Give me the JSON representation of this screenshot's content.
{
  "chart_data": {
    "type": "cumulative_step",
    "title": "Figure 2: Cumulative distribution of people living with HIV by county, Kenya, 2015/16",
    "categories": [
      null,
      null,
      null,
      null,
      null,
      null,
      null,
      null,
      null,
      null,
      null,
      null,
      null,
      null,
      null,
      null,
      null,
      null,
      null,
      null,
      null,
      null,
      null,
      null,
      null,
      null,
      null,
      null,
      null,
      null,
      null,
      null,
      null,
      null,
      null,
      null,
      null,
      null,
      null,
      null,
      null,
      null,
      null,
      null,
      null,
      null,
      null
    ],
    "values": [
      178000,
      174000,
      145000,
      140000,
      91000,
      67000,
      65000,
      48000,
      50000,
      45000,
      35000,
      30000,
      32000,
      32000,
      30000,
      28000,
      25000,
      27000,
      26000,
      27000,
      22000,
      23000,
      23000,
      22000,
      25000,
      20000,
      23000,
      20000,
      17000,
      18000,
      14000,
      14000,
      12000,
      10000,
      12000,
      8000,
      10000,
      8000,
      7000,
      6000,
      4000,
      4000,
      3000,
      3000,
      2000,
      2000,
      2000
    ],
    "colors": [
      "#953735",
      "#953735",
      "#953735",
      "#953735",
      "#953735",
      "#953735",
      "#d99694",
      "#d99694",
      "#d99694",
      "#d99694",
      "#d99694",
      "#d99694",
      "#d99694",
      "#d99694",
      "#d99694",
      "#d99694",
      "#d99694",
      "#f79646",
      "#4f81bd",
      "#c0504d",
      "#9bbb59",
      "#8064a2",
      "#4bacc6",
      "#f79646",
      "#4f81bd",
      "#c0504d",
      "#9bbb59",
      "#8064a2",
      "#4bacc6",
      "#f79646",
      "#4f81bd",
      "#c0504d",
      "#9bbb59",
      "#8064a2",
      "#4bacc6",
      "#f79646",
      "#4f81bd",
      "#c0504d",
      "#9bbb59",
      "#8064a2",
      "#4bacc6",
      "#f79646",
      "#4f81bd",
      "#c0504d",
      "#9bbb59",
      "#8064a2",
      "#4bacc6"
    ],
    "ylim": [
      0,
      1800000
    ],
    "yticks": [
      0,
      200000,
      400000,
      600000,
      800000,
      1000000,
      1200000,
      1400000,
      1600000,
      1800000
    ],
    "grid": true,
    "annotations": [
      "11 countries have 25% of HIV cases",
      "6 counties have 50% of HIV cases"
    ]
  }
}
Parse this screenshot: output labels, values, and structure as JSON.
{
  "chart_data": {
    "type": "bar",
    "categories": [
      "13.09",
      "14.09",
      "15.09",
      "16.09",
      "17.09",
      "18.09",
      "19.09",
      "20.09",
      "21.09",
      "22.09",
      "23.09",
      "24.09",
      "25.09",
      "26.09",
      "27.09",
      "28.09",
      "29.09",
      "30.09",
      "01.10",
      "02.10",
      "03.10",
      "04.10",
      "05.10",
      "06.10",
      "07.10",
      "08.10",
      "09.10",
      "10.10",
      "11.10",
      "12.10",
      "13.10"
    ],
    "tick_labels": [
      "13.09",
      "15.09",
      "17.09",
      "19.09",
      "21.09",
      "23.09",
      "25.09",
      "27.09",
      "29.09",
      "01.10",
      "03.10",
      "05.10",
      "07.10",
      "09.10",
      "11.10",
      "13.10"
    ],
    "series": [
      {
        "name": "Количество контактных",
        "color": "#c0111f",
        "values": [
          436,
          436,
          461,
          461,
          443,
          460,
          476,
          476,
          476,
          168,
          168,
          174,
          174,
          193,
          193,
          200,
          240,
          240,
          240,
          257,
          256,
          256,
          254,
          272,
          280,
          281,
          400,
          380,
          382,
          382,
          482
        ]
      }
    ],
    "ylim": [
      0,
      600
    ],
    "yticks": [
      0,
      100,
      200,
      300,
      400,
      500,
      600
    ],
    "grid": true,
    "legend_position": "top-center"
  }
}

▶ Set exercise: Write out the full listing exactly as given.

▶ Response:
Give me the JSON representation of this screenshot's content.
{
  "chart_data": {
    "type": "cumulative_step",
    "title": "Figure 2: Cumulative distribution of people living with HIV by county, Kenya, 2015/16",
    "categories": [
      null,
      null,
      null,
      null,
      null,
      null,
      null,
      null,
      null,
      null,
      null,
      null,
      null,
      null,
      null,
      null,
      null,
      null,
      null,
      null,
      null,
      null,
      null,
      null,
      null,
      null,
      null,
      null,
      null,
      null,
      null,
      null,
      null,
      null,
      null,
      null,
      null,
      null,
      null,
      null,
      null,
      null,
      null,
      null,
      null,
      null,
      null
    ],
    "values": [
      178000,
      174000,
      145000,
      140000,
      91000,
      67000,
      65000,
      48000,
      50000,
      45000,
      35000,
      30000,
      32000,
      32000,
      30000,
      28000,
      25000,
      27000,
      26000,
      27000,
      22000,
      23000,
      23000,
      22000,
      25000,
      20000,
      23000,
      20000,
      17000,
      18000,
      14000,
      14000,
      12000,
      10000,
      12000,
      8000,
      10000,
      8000,
      7000,
      6000,
      4000,
      4000,
      3000,
      3000,
      2000,
      2000,
      2000
    ],
    "colors": [
      "#953735",
      "#953735",
      "#953735",
      "#953735",
      "#953735",
      "#953735",
      "#d99694",
      "#d99694",
      "#d99694",
      "#d99694",
      "#d99694",
      "#d99694",
      "#d99694",
      "#d99694",
      "#d99694",
      "#d99694",
      "#d99694",
      "#f79646",
      "#4f81bd",
      "#c0504d",
      "#9bbb59",
      "#8064a2",
      "#4bacc6",
      "#f79646",
      "#4f81bd",
      "#c0504d",
      "#9bbb59",
      "#8064a2",
      "#4bacc6",
      "#f79646",
      "#4f81bd",
      "#c0504d",
      "#9bbb59",
      "#8064a2",
      "#4bacc6",
      "#f79646",
      "#4f81bd",
      "#c0504d",
      "#9bbb59",
      "#8064a2",
      "#4bacc6",
      "#f79646",
      "#4f81bd",
      "#c0504d",
      "#9bbb59",
      "#8064a2",
      "#4bacc6"
    ],
    "ylim": [
      0,
      1800000
    ],
    "yticks": [
      0,
      200000,
      400000,
      600000,
      800000,
      1000000,
      1200000,
      1400000,
      1600000,
      1800000
    ],
    "grid": true,
    "annotations": [
      "11 countries have 25% of HIV cases",
      "6 counties have 50% of HIV cases"
    ]
  }
}
Parse this screenshot: output labels, values, and structure as JSON.
{
  "chart_data": {
    "type": "bar",
    "categories": [
      "13.09",
      "14.09",
      "15.09",
      "16.09",
      "17.09",
      "18.09",
      "19.09",
      "20.09",
      "21.09",
      "22.09",
      "23.09",
      "24.09",
      "25.09",
      "26.09",
      "27.09",
      "28.09",
      "29.09",
      "30.09",
      "01.10",
      "02.10",
      "03.10",
      "04.10",
      "05.10",
      "06.10",
      "07.10",
      "08.10",
      "09.10",
      "10.10",
      "11.10",
      "12.10",
      "13.10"
    ],
    "tick_labels": [
      "13.09",
      "15.09",
      "17.09",
      "19.09",
      "21.09",
      "23.09",
      "25.09",
      "27.09",
      "29.09",
      "01.10",
      "03.10",
      "05.10",
      "07.10",
      "09.10",
      "11.10",
      "13.10"
    ],
    "series": [
      {
        "name": "Количество контактных",
        "color": "#c0111f",
        "values": [
          436,
          436,
          461,
          461,
          443,
          460,
          476,
          476,
          476,
          168,
          168,
          174,
          174,
          193,
          193,
          200,
          240,
          240,
          240,
          257,
          256,
          256,
          254,
          272,
          280,
          281,
          400,
          380,
          382,
          382,
          482
        ]
      }
    ],
    "ylim": [
      0,
      600
    ],
    "yticks": [
      0,
      100,
      200,
      300,
      400,
      500,
      600
    ],
    "grid": true,
    "legend_position": "top-center"
  }
}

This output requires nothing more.